# START OF EXTRACTED RECORDS

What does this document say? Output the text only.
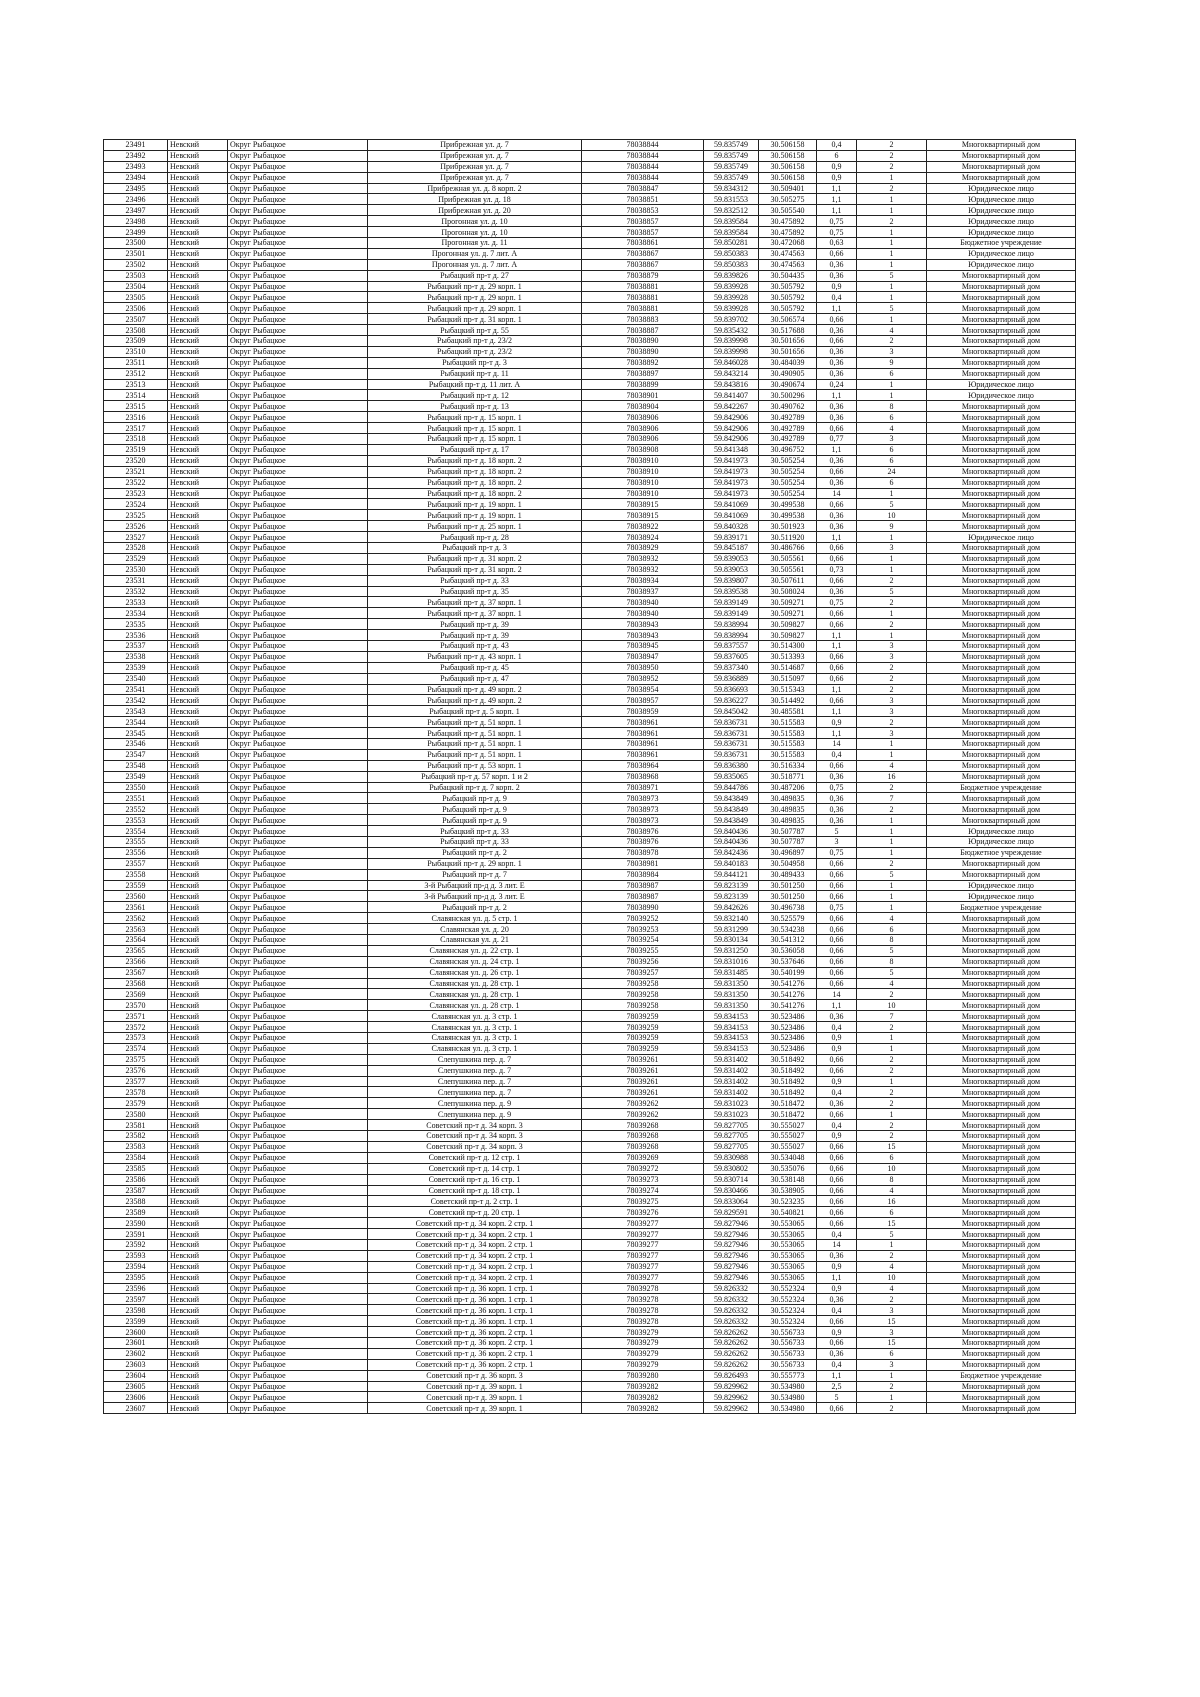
23491	Невский	Округ Рыбацкое	Прибрежная ул. д. 7	78038844	59.835749	30.506158	0,4	2	Многоквартирный дом
23492	Невский	Округ Рыбацкое	Прибрежная ул. д. 7	78038844	59.835749	30.506158	6	2	Многоквартирный дом
23493	Невский	Округ Рыбацкое	Прибрежная ул. д. 7	78038844	59.835749	30.506158	0,9	2	Многоквартирный дом
23494	Невский	Округ Рыбацкое	Прибрежная ул. д. 7	78038844	59.835749	30.506158	0,9	1	Многоквартирный дом
23495	Невский	Округ Рыбацкое	Прибрежная ул. д. 8 корп. 2	78038847	59.834312	30.509401	1,1	2	Юридическое лицо
23496	Невский	Округ Рыбацкое	Прибрежная ул. д. 18	78038851	59.831553	30.505275	1,1	1	Юридическое лицо
23497	Невский	Округ Рыбацкое	Прибрежная ул. д. 20	78038853	59.832512	30.505540	1,1	1	Юридическое лицо
23498	Невский	Округ Рыбацкое	Прогонная ул. д. 10	78038857	59.839584	30.475892	0,75	2	Юридическое лицо
23499	Невский	Округ Рыбацкое	Прогонная ул. д. 10	78038857	59.839584	30.475892	0,75	1	Юридическое лицо
23500	Невский	Округ Рыбацкое	Прогонная ул. д. 11	78038861	59.850281	30.472068	0,63	1	Бюджетное учреждение
23501	Невский	Округ Рыбацкое	Прогонная ул. д. 7 лит. А	78038867	59.850383	30.474563	0,66	1	Юридическое лицо
23502	Невский	Округ Рыбацкое	Прогонная ул. д. 7 лит. А	78038867	59.850383	30.474563	0,36	1	Юридическое лицо
23503	Невский	Округ Рыбацкое	Рыбацкий пр-т д. 27	78038879	59.839826	30.504435	0,36	5	Многоквартирный дом
23504	Невский	Округ Рыбацкое	Рыбацкий пр-т д. 29 корп. 1	78038881	59.839928	30.505792	0,9	1	Многоквартирный дом
23505	Невский	Округ Рыбацкое	Рыбацкий пр-т д. 29 корп. 1	78038881	59.839928	30.505792	0,4	1	Многоквартирный дом
23506	Невский	Округ Рыбацкое	Рыбацкий пр-т д. 29 корп. 1	78038881	59.839928	30.505792	1,1	5	Многоквартирный дом
23507	Невский	Округ Рыбацкое	Рыбацкий пр-т д. 31 корп. 1	78038883	59.839702	30.506574	0,66	1	Многоквартирный дом
23508	Невский	Округ Рыбацкое	Рыбацкий пр-т д. 55	78038887	59.835432	30.517688	0,36	4	Многоквартирный дом
23509	Невский	Округ Рыбацкое	Рыбацкий пр-т д. 23/2	78038890	59.839998	30.501656	0,66	2	Многоквартирный дом
23510	Невский	Округ Рыбацкое	Рыбацкий пр-т д. 23/2	78038890	59.839998	30.501656	0,36	3	Многоквартирный дом
23511	Невский	Округ Рыбацкое	Рыбацкий пр-т д. 3	78038892	59.846028	30.484039	0,36	9	Многоквартирный дом
23512	Невский	Округ Рыбацкое	Рыбацкий пр-т д. 11	78038897	59.843214	30.490905	0,36	6	Многоквартирный дом
23513	Невский	Округ Рыбацкое	Рыбацкий пр-т д. 11 лит. А	78038899	59.843816	30.490674	0,24	1	Юридическое лицо
23514	Невский	Округ Рыбацкое	Рыбацкий пр-т д. 12	78038901	59.841407	30.500296	1,1	1	Юридическое лицо
23515	Невский	Округ Рыбацкое	Рыбацкий пр-т д. 13	78038904	59.842267	30.490762	0,36	8	Многоквартирный дом
23516	Невский	Округ Рыбацкое	Рыбацкий пр-т д. 15 корп. 1	78038906	59.842906	30.492789	0,36	6	Многоквартирный дом
23517	Невский	Округ Рыбацкое	Рыбацкий пр-т д. 15 корп. 1	78038906	59.842906	30.492789	0,66	4	Многоквартирный дом
23518	Невский	Округ Рыбацкое	Рыбацкий пр-т д. 15 корп. 1	78038906	59.842906	30.492789	0,77	3	Многоквартирный дом
23519	Невский	Округ Рыбацкое	Рыбацкий пр-т д. 17	78038908	59.841348	30.496752	1,1	6	Многоквартирный дом
23520	Невский	Округ Рыбацкое	Рыбацкий пр-т д. 18 корп. 2	78038910	59.841973	30.505254	0,36	6	Многоквартирный дом
23521	Невский	Округ Рыбацкое	Рыбацкий пр-т д. 18 корп. 2	78038910	59.841973	30.505254	0,66	24	Многоквартирный дом
23522	Невский	Округ Рыбацкое	Рыбацкий пр-т д. 18 корп. 2	78038910	59.841973	30.505254	0,36	6	Многоквартирный дом
23523	Невский	Округ Рыбацкое	Рыбацкий пр-т д. 18 корп. 2	78038910	59.841973	30.505254	14	1	Многоквартирный дом
23524	Невский	Округ Рыбацкое	Рыбацкий пр-т д. 19 корп. 1	78038915	59.841069	30.499538	0,66	5	Многоквартирный дом
23525	Невский	Округ Рыбацкое	Рыбацкий пр-т д. 19 корп. 1	78038915	59.841069	30.499538	0,36	10	Многоквартирный дом
23526	Невский	Округ Рыбацкое	Рыбацкий пр-т д. 25 корп. 1	78038922	59.840328	30.501923	0,36	9	Многоквартирный дом
23527	Невский	Округ Рыбацкое	Рыбацкий пр-т д. 28	78038924	59.839171	30.511920	1,1	1	Юридическое лицо
23528	Невский	Округ Рыбацкое	Рыбацкий пр-т д. 3	78038929	59.845187	30.486766	0,66	3	Многоквартирный дом
23529	Невский	Округ Рыбацкое	Рыбацкий пр-т д. 31 корп. 2	78038932	59.839053	30.505561	0,66	1	Многоквартирный дом
23530	Невский	Округ Рыбацкое	Рыбацкий пр-т д. 31 корп. 2	78038932	59.839053	30.505561	0,73	1	Многоквартирный дом
23531	Невский	Округ Рыбацкое	Рыбацкий пр-т д. 33	78038934	59.839807	30.507611	0,66	2	Многоквартирный дом
23532	Невский	Округ Рыбацкое	Рыбацкий пр-т д. 35	78038937	59.839538	30.508024	0,36	5	Многоквартирный дом
23533	Невский	Округ Рыбацкое	Рыбацкий пр-т д. 37 корп. 1	78038940	59.839149	30.509271	0,75	2	Многоквартирный дом
23534	Невский	Округ Рыбацкое	Рыбацкий пр-т д. 37 корп. 1	78038940	59.839149	30.509271	0,66	1	Многоквартирный дом
23535	Невский	Округ Рыбацкое	Рыбацкий пр-т д. 39	78038943	59.838994	30.509827	0,66	2	Многоквартирный дом
23536	Невский	Округ Рыбацкое	Рыбацкий пр-т д. 39	78038943	59.838994	30.509827	1,1	1	Многоквартирный дом
23537	Невский	Округ Рыбацкое	Рыбацкий пр-т д. 43	78038945	59.837557	30.514300	1,1	3	Многоквартирный дом
23538	Невский	Округ Рыбацкое	Рыбацкий пр-т д. 43 корп. 1	78038947	59.837605	30.513393	0,66	3	Многоквартирный дом
23539	Невский	Округ Рыбацкое	Рыбацкий пр-т д. 45	78038950	59.837340	30.514687	0,66	2	Многоквартирный дом
23540	Невский	Округ Рыбацкое	Рыбацкий пр-т д. 47	78038952	59.836889	30.515097	0,66	2	Многоквартирный дом
23541	Невский	Округ Рыбацкое	Рыбацкий пр-т д. 49 корп. 2	78038954	59.836693	30.515343	1,1	2	Многоквартирный дом
23542	Невский	Округ Рыбацкое	Рыбацкий пр-т д. 49 корп. 2	78038957	59.836227	30.514492	0,66	3	Многоквартирный дом
23543	Невский	Округ Рыбацкое	Рыбацкий пр-т д. 5 корп. 1	78038959	59.845042	30.485581	1,1	3	Многоквартирный дом
23544	Невский	Округ Рыбацкое	Рыбацкий пр-т д. 51 корп. 1	78038961	59.836731	30.515583	0,9	2	Многоквартирный дом
23545	Невский	Округ Рыбацкое	Рыбацкий пр-т д. 51 корп. 1	78038961	59.836731	30.515583	1,1	3	Многоквартирный дом
23546	Невский	Округ Рыбацкое	Рыбацкий пр-т д. 51 корп. 1	78038961	59.836731	30.515583	14	1	Многоквартирный дом
23547	Невский	Округ Рыбацкое	Рыбацкий пр-т д. 51 корп. 1	78038961	59.836731	30.515583	0,4	1	Многоквартирный дом
23548	Невский	Округ Рыбацкое	Рыбацкий пр-т д. 53 корп. 1	78038964	59.836380	30.516334	0,66	4	Многоквартирный дом
23549	Невский	Округ Рыбацкое	Рыбацкий пр-т д. 57 корп. 1 и 2	78038968	59.835065	30.518771	0,36	16	Многоквартирный дом
23550	Невский	Округ Рыбацкое	Рыбацкий пр-т д. 7 корп. 2	78038971	59.844786	30.487206	0,75	2	Бюджетное учреждение
23551	Невский	Округ Рыбацкое	Рыбацкий пр-т д. 9	78038973	59.843849	30.489835	0,36	7	Многоквартирный дом
23552	Невский	Округ Рыбацкое	Рыбацкий пр-т д. 9	78038973	59.843849	30.489835	0,36	2	Многоквартирный дом
23553	Невский	Округ Рыбацкое	Рыбацкий пр-т д. 9	78038973	59.843849	30.489835	0,36	1	Многоквартирный дом
23554	Невский	Округ Рыбацкое	Рыбацкий пр-т д. 33	78038976	59.840436	30.507787	5	1	Юридическое лицо
23555	Невский	Округ Рыбацкое	Рыбацкий пр-т д. 33	78038976	59.840436	30.507787	3	1	Юридическое лицо
23556	Невский	Округ Рыбацкое	Рыбацкий пр-т д. 2	78038978	59.842436	30.496897	0,75	1	Бюджетное учреждение
23557	Невский	Округ Рыбацкое	Рыбацкий пр-т д. 29 корп. 1	78038981	59.840183	30.504958	0,66	2	Многоквартирный дом
23558	Невский	Округ Рыбацкое	Рыбацкий пр-т д. 7	78038984	59.844121	30.489433	0,66	5	Многоквартирный дом
23559	Невский	Округ Рыбацкое	3-й Рыбацкий пр-д д. 3 лит. Е	78038987	59.823139	30.501250	0,66	1	Юридическое лицо
23560	Невский	Округ Рыбацкое	3-й Рыбацкий пр-д д. 3 лит. Е	78038987	59.823139	30.501250	0,66	1	Юридическое лицо
23561	Невский	Округ Рыбацкое	Рыбацкий пр-т д. 2	78038990	59.842626	30.496738	0,75	1	Бюджетное учреждение
23562	Невский	Округ Рыбацкое	Славянская ул. д. 5 стр. 1	78039252	59.832140	30.525579	0,66	4	Многоквартирный дом
23563	Невский	Округ Рыбацкое	Славянская ул. д. 20	78039253	59.831299	30.534238	0,66	6	Многоквартирный дом
23564	Невский	Округ Рыбацкое	Славянская ул. д. 21	78039254	59.830134	30.541312	0,66	8	Многоквартирный дом
23565	Невский	Округ Рыбацкое	Славянская ул. д. 22 стр. 1	78039255	59.831250	30.536058	0,66	5	Многоквартирный дом
23566	Невский	Округ Рыбацкое	Славянская ул. д. 24 стр. 1	78039256	59.831016	30.537646	0,66	8	Многоквартирный дом
23567	Невский	Округ Рыбацкое	Славянская ул. д. 26 стр. 1	78039257	59.831485	30.540199	0,66	5	Многоквартирный дом
23568	Невский	Округ Рыбацкое	Славянская ул. д. 28 стр. 1	78039258	59.831350	30.541276	0,66	4	Многоквартирный дом
23569	Невский	Округ Рыбацкое	Славянская ул. д. 28 стр. 1	78039258	59.831350	30.541276	14	2	Многоквартирный дом
23570	Невский	Округ Рыбацкое	Славянская ул. д. 28 стр. 1	78039258	59.831350	30.541276	1,1	10	Многоквартирный дом
23571	Невский	Округ Рыбацкое	Славянская ул. д. 3 стр. 1	78039259	59.834153	30.523486	0,36	7	Многоквартирный дом
23572	Невский	Округ Рыбацкое	Славянская ул. д. 3 стр. 1	78039259	59.834153	30.523486	0,4	2	Многоквартирный дом
23573	Невский	Округ Рыбацкое	Славянская ул. д. 3 стр. 1	78039259	59.834153	30.523486	0,9	1	Многоквартирный дом
23574	Невский	Округ Рыбацкое	Славянская ул. д. 3 стр. 1	78039259	59.834153	30.523486	0,9	1	Многоквартирный дом
23575	Невский	Округ Рыбацкое	Слепушкина пер. д. 7	78039261	59.831402	30.518492	0,66	2	Многоквартирный дом
23576	Невский	Округ Рыбацкое	Слепушкина пер. д. 7	78039261	59.831402	30.518492	0,66	2	Многоквартирный дом
23577	Невский	Округ Рыбацкое	Слепушкина пер. д. 7	78039261	59.831402	30.518492	0,9	1	Многоквартирный дом
23578	Невский	Округ Рыбацкое	Слепушкина пер. д. 7	78039261	59.831402	30.518492	0,4	2	Многоквартирный дом
23579	Невский	Округ Рыбацкое	Слепушкина пер. д. 9	78039262	59.831023	30.518472	0,36	2	Многоквартирный дом
23580	Невский	Округ Рыбацкое	Слепушкина пер. д. 9	78039262	59.831023	30.518472	0,66	1	Многоквартирный дом
23581	Невский	Округ Рыбацкое	Советский пр-т д. 34 корп. 3	78039268	59.827705	30.555027	0,4	2	Многоквартирный дом
23582	Невский	Округ Рыбацкое	Советский пр-т д. 34 корп. 3	78039268	59.827705	30.555027	0,9	2	Многоквартирный дом
23583	Невский	Округ Рыбацкое	Советский пр-т д. 34 корп. 3	78039268	59.827705	30.555027	0,66	15	Многоквартирный дом
23584	Невский	Округ Рыбацкое	Советский пр-т д. 12 стр. 1	78039269	59.830988	30.534048	0,66	6	Многоквартирный дом
23585	Невский	Округ Рыбацкое	Советский пр-т д. 14 стр. 1	78039272	59.830802	30.535076	0,66	10	Многоквартирный дом
23586	Невский	Округ Рыбацкое	Советский пр-т д. 16 стр. 1	78039273	59.830714	30.538148	0,66	8	Многоквартирный дом
23587	Невский	Округ Рыбацкое	Советский пр-т д. 18 стр. 1	78039274	59.830466	30.538905	0,66	4	Многоквартирный дом
23588	Невский	Округ Рыбацкое	Советский пр-т д. 2 стр. 1	78039275	59.833064	30.523235	0,66	16	Многоквартирный дом
23589	Невский	Округ Рыбацкое	Советский пр-т д. 20 стр. 1	78039276	59.829591	30.540821	0,66	6	Многоквартирный дом
23590	Невский	Округ Рыбацкое	Советский пр-т д. 34 корп. 2 стр. 1	78039277	59.827946	30.553065	0,66	15	Многоквартирный дом
23591	Невский	Округ Рыбацкое	Советский пр-т д. 34 корп. 2 стр. 1	78039277	59.827946	30.553065	0,4	5	Многоквартирный дом
23592	Невский	Округ Рыбацкое	Советский пр-т д. 34 корп. 2 стр. 1	78039277	59.827946	30.553065	14	1	Многоквартирный дом
23593	Невский	Округ Рыбацкое	Советский пр-т д. 34 корп. 2 стр. 1	78039277	59.827946	30.553065	0,36	2	Многоквартирный дом
23594	Невский	Округ Рыбацкое	Советский пр-т д. 34 корп. 2 стр. 1	78039277	59.827946	30.553065	0,9	4	Многоквартирный дом
23595	Невский	Округ Рыбацкое	Советский пр-т д. 34 корп. 2 стр. 1	78039277	59.827946	30.553065	1,1	10	Многоквартирный дом
23596	Невский	Округ Рыбацкое	Советский пр-т д. 36 корп. 1 стр. 1	78039278	59.826332	30.552324	0,9	4	Многоквартирный дом
23597	Невский	Округ Рыбацкое	Советский пр-т д. 36 корп. 1 стр. 1	78039278	59.826332	30.552324	0,36	2	Многоквартирный дом
23598	Невский	Округ Рыбацкое	Советский пр-т д. 36 корп. 1 стр. 1	78039278	59.826332	30.552324	0,4	3	Многоквартирный дом
23599	Невский	Округ Рыбацкое	Советский пр-т д. 36 корп. 1 стр. 1	78039278	59.826332	30.552324	0,66	15	Многоквартирный дом
23600	Невский	Округ Рыбацкое	Советский пр-т д. 36 корп. 2 стр. 1	78039279	59.826262	30.556733	0,9	3	Многоквартирный дом
23601	Невский	Округ Рыбацкое	Советский пр-т д. 36 корп. 2 стр. 1	78039279	59.826262	30.556733	0,66	15	Многоквартирный дом
23602	Невский	Округ Рыбацкое	Советский пр-т д. 36 корп. 2 стр. 1	78039279	59.826262	30.556733	0,36	6	Многоквартирный дом
23603	Невский	Округ Рыбацкое	Советский пр-т д. 36 корп. 2 стр. 1	78039279	59.826262	30.556733	0,4	3	Многоквартирный дом
23604	Невский	Округ Рыбацкое	Советский пр-т д. 36 корп. 3	78039280	59.826493	30.555773	1,1	1	Бюджетное учреждение
23605	Невский	Округ Рыбацкое	Советский пр-т д. 39 корп. 1	78039282	59.829962	30.534980	2,5	2	Многоквартирный дом
23606	Невский	Округ Рыбацкое	Советский пр-т д. 39 корп. 1	78039282	59.829962	30.534980	5	1	Многоквартирный дом
23607	Невский	Округ Рыбацкое	Советский пр-т д. 39 корп. 1	78039282	59.829962	30.534980	0,66	2	Многоквартирный дом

# END OF EXTRACTED RECORDS

THE PROBLEM
Return each line among the entries that holds the word "учреждение".

WORKED ANSWER
23500	Невский	Округ Рыбацкое	Прогонная ул. д. 11	78038861	59.850281	30.472068	0,63	1	Бюджетное учреждение
23550	Невский	Округ Рыбацкое	Рыбацкий пр-т д. 7 корп. 2	78038971	59.844786	30.487206	0,75	2	Бюджетное учреждение
23556	Невский	Округ Рыбацкое	Рыбацкий пр-т д. 2	78038978	59.842436	30.496897	0,75	1	Бюджетное учреждение
23561	Невский	Округ Рыбацкое	Рыбацкий пр-т д. 2	78038990	59.842626	30.496738	0,75	1	Бюджетное учреждение
23604	Невский	Округ Рыбацкое	Советский пр-т д. 36 корп. 3	78039280	59.826493	30.555773	1,1	1	Бюджетное учреждение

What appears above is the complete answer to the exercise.